§ TASK STATEMENT: Recast every line of the items below as a JSON list of strings, with one string per line and blank lines omitted.
** start SUPPLIED MATERIAL **
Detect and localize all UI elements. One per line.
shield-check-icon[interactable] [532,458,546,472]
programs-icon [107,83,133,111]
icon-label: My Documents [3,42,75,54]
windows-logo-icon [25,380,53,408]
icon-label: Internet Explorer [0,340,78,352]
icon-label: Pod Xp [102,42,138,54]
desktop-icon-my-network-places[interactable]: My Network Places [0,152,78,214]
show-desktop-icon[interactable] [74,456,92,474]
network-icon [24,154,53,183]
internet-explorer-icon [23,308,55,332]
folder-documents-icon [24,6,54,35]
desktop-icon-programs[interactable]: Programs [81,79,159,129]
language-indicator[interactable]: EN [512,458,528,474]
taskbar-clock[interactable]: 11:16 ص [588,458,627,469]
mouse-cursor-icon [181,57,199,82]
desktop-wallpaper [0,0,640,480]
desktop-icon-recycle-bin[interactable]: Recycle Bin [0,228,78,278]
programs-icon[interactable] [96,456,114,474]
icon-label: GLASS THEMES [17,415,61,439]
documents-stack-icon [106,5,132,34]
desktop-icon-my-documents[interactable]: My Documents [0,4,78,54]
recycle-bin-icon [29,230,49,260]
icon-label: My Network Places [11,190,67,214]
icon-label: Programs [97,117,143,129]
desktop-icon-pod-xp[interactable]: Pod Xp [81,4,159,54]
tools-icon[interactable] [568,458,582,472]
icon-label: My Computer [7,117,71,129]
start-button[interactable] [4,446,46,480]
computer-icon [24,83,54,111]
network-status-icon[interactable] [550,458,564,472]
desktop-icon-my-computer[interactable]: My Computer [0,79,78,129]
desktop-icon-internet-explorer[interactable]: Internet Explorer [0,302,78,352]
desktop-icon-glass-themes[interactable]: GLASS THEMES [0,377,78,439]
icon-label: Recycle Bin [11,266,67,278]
** end SUPPLIED MATERIAL **
§ EXERCISE SOLUTION:
[
  "Detect and localize all UI elements. One per line.",
  "shield-check-icon[interactable] [532,458,546,472]",
  "programs-icon [107,83,133,111]",
  "icon-label: My Documents [3,42,75,54]",
  "windows-logo-icon [25,380,53,408]",
  "icon-label: Internet Explorer [0,340,78,352]",
  "icon-label: Pod Xp [102,42,138,54]",
  "desktop-icon-my-network-places[interactable]: My Network Places [0,152,78,214]",
  "show-desktop-icon[interactable] [74,456,92,474]",
  "network-icon [24,154,53,183]",
  "internet-explorer-icon [23,308,55,332]",
  "folder-documents-icon [24,6,54,35]",
  "desktop-icon-programs[interactable]: Programs [81,79,159,129]",
  "language-indicator[interactable]: EN [512,458,528,474]",
  "taskbar-clock[interactable]: 11:16 ص [588,458,627,469]",
  "mouse-cursor-icon [181,57,199,82]",
  "desktop-wallpaper [0,0,640,480]",
  "desktop-icon-recycle-bin[interactable]: Recycle Bin [0,228,78,278]",
  "programs-icon[interactable] [96,456,114,474]",
  "icon-label: GLASS THEMES [17,415,61,439]",
  "documents-stack-icon [106,5,132,34]",
  "desktop-icon-my-documents[interactable]: My Documents [0,4,78,54]",
  "recycle-bin-icon [29,230,49,260]",
  "icon-label: My Network Places [11,190,67,214]",
  "icon-label: Programs [97,117,143,129]",
  "desktop-icon-pod-xp[interactable]: Pod Xp [81,4,159,54]",
  "tools-icon[interactable] [568,458,582,472]",
  "icon-label: My Computer [7,117,71,129]",
  "start-button[interactable] [4,446,46,480]",
  "computer-icon [24,83,54,111]",
  "network-status-icon[interactable] [550,458,564,472]",
  "desktop-icon-my-computer[interactable]: My Computer [0,79,78,129]",
  "desktop-icon-internet-explorer[interactable]: Internet Explorer [0,302,78,352]",
  "desktop-icon-glass-themes[interactable]: GLASS THEMES [0,377,78,439]",
  "icon-label: Recycle Bin [11,266,67,278]"
]